Records from a data collection:
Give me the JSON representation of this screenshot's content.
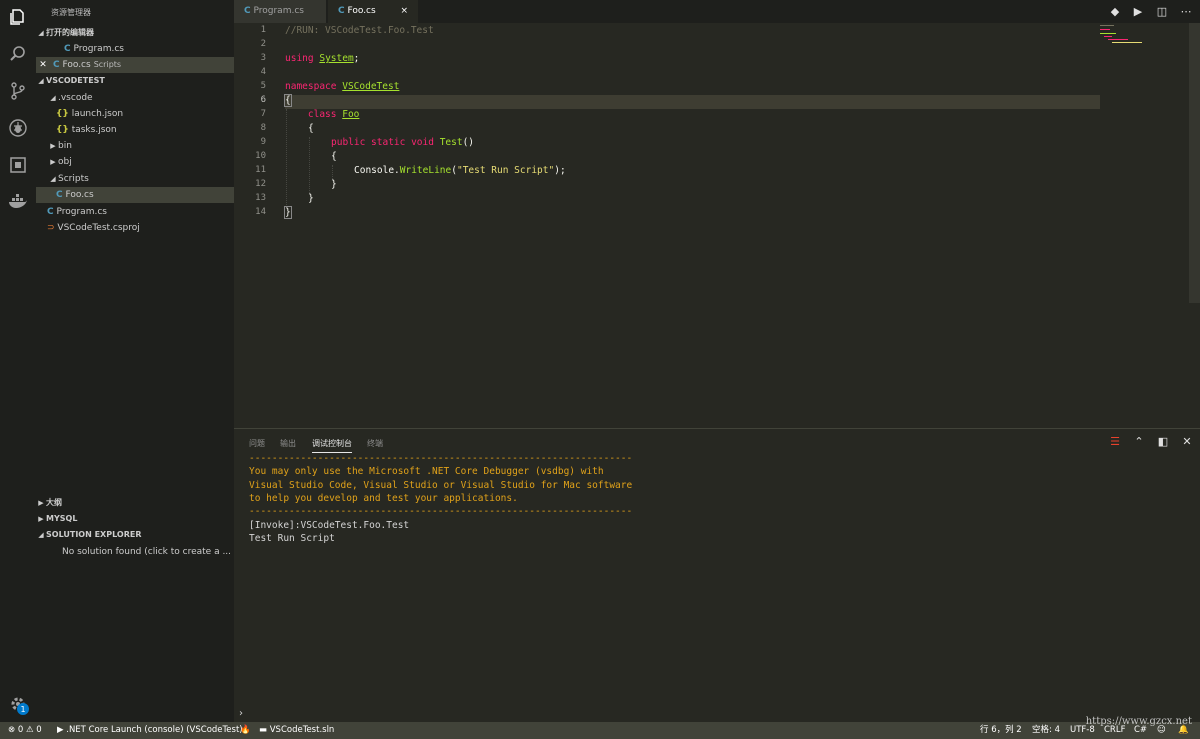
{
  "activity": {
    "icons": [
      "explorer-icon",
      "search-icon",
      "source-control-icon",
      "debug-icon",
      "extensions-icon",
      "docker-icon",
      "settings-icon"
    ],
    "settings_badge": "1"
  },
  "sidebar": {
    "title": "资源管理器",
    "open_editors": {
      "label": "打开的编辑器",
      "items": [
        {
          "name": "Program.cs",
          "desc": ""
        },
        {
          "name": "Foo.cs",
          "desc": "Scripts"
        }
      ]
    },
    "project": {
      "label": "VSCODETEST",
      "tree": [
        {
          "name": ".vscode",
          "type": "folder",
          "expanded": true
        },
        {
          "name": "launch.json",
          "type": "json"
        },
        {
          "name": "tasks.json",
          "type": "json"
        },
        {
          "name": "bin",
          "type": "folder",
          "expanded": false
        },
        {
          "name": "obj",
          "type": "folder",
          "expanded": false
        },
        {
          "name": "Scripts",
          "type": "folder",
          "expanded": true
        },
        {
          "name": "Foo.cs",
          "type": "cs"
        },
        {
          "name": "Program.cs",
          "type": "cs"
        },
        {
          "name": "VSCodeTest.csproj",
          "type": "proj"
        }
      ]
    },
    "outline_label": "大纲",
    "mysql_label": "MYSQL",
    "solution_label": "SOLUTION EXPLORER",
    "solution_message": "No solution found (click to create a ..."
  },
  "tabs": [
    {
      "label": "Program.cs",
      "active": false
    },
    {
      "label": "Foo.cs",
      "active": true
    }
  ],
  "tab_close": "×",
  "editor": {
    "lines": [
      "1",
      "2",
      "3",
      "4",
      "5",
      "6",
      "7",
      "8",
      "9",
      "10",
      "11",
      "12",
      "13",
      "14"
    ],
    "code": {
      "l1": "//RUN: VSCodeTest.Foo.Test",
      "l3_kw": "using",
      "l3_ty": "System",
      "l3_end": ";",
      "l5_kw": "namespace",
      "l5_ty": "VSCodeTest",
      "l6": "{",
      "l7_kw": "class",
      "l7_ty": "Foo",
      "l8": "{",
      "l9_kw": "public static void",
      "l9_fn": "Test",
      "l9_end": "()",
      "l10": "{",
      "l11_a": "Console.",
      "l11_fn": "WriteLine",
      "l11_b": "(",
      "l11_str": "\"Test Run Script\"",
      "l11_c": ");",
      "l12": "}",
      "l13": "}",
      "l14": "}"
    }
  },
  "panel": {
    "tabs": [
      "问题",
      "输出",
      "调试控制台",
      "终端"
    ],
    "active_tab": "调试控制台",
    "output": {
      "dash": "-------------------------------------------------------------------",
      "w1": "You may only use the Microsoft .NET Core Debugger (vsdbg) with",
      "w2": "Visual Studio Code, Visual Studio or Visual Studio for Mac software",
      "w3": "to help you develop and test your applications.",
      "invoke": "[Invoke]:VSCodeTest.Foo.Test",
      "result": "Test Run Script"
    },
    "prompt": "›"
  },
  "status": {
    "errors": "0",
    "warnings": "0",
    "launch": ".NET Core Launch (console) (VSCodeTest)",
    "solution": "VSCodeTest.sln",
    "position": "行 6，列 2",
    "spaces": "空格: 4",
    "encoding": "UTF-8",
    "eol": "CRLF",
    "language": "C#",
    "watermark": "https://www.gzcx.net"
  }
}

> Exercise: Without the pictures, return all the records precisely as they stand.

> Written response:
Give me the JSON representation of this screenshot's content.
{
  "activity": {
    "icons": [
      "explorer-icon",
      "search-icon",
      "source-control-icon",
      "debug-icon",
      "extensions-icon",
      "docker-icon",
      "settings-icon"
    ],
    "settings_badge": "1"
  },
  "sidebar": {
    "title": "资源管理器",
    "open_editors": {
      "label": "打开的编辑器",
      "items": [
        {
          "name": "Program.cs",
          "desc": ""
        },
        {
          "name": "Foo.cs",
          "desc": "Scripts"
        }
      ]
    },
    "project": {
      "label": "VSCODETEST",
      "tree": [
        {
          "name": ".vscode",
          "type": "folder",
          "expanded": true
        },
        {
          "name": "launch.json",
          "type": "json"
        },
        {
          "name": "tasks.json",
          "type": "json"
        },
        {
          "name": "bin",
          "type": "folder",
          "expanded": false
        },
        {
          "name": "obj",
          "type": "folder",
          "expanded": false
        },
        {
          "name": "Scripts",
          "type": "folder",
          "expanded": true
        },
        {
          "name": "Foo.cs",
          "type": "cs"
        },
        {
          "name": "Program.cs",
          "type": "cs"
        },
        {
          "name": "VSCodeTest.csproj",
          "type": "proj"
        }
      ]
    },
    "outline_label": "大纲",
    "mysql_label": "MYSQL",
    "solution_label": "SOLUTION EXPLORER",
    "solution_message": "No solution found (click to create a ..."
  },
  "tabs": [
    {
      "label": "Program.cs",
      "active": false
    },
    {
      "label": "Foo.cs",
      "active": true
    }
  ],
  "tab_close": "×",
  "editor": {
    "lines": [
      "1",
      "2",
      "3",
      "4",
      "5",
      "6",
      "7",
      "8",
      "9",
      "10",
      "11",
      "12",
      "13",
      "14"
    ],
    "code": {
      "l1": "//RUN: VSCodeTest.Foo.Test",
      "l3_kw": "using",
      "l3_ty": "System",
      "l3_end": ";",
      "l5_kw": "namespace",
      "l5_ty": "VSCodeTest",
      "l6": "{",
      "l7_kw": "class",
      "l7_ty": "Foo",
      "l8": "{",
      "l9_kw": "public static void",
      "l9_fn": "Test",
      "l9_end": "()",
      "l10": "{",
      "l11_a": "Console.",
      "l11_fn": "WriteLine",
      "l11_b": "(",
      "l11_str": "\"Test Run Script\"",
      "l11_c": ");",
      "l12": "}",
      "l13": "}",
      "l14": "}"
    }
  },
  "panel": {
    "tabs": [
      "问题",
      "输出",
      "调试控制台",
      "终端"
    ],
    "active_tab": "调试控制台",
    "output": {
      "dash": "-------------------------------------------------------------------",
      "w1": "You may only use the Microsoft .NET Core Debugger (vsdbg) with",
      "w2": "Visual Studio Code, Visual Studio or Visual Studio for Mac software",
      "w3": "to help you develop and test your applications.",
      "invoke": "[Invoke]:VSCodeTest.Foo.Test",
      "result": "Test Run Script"
    },
    "prompt": "›"
  },
  "status": {
    "errors": "0",
    "warnings": "0",
    "launch": ".NET Core Launch (console) (VSCodeTest)",
    "solution": "VSCodeTest.sln",
    "position": "行 6，列 2",
    "spaces": "空格: 4",
    "encoding": "UTF-8",
    "eol": "CRLF",
    "language": "C#",
    "watermark": "https://www.gzcx.net"
  }
}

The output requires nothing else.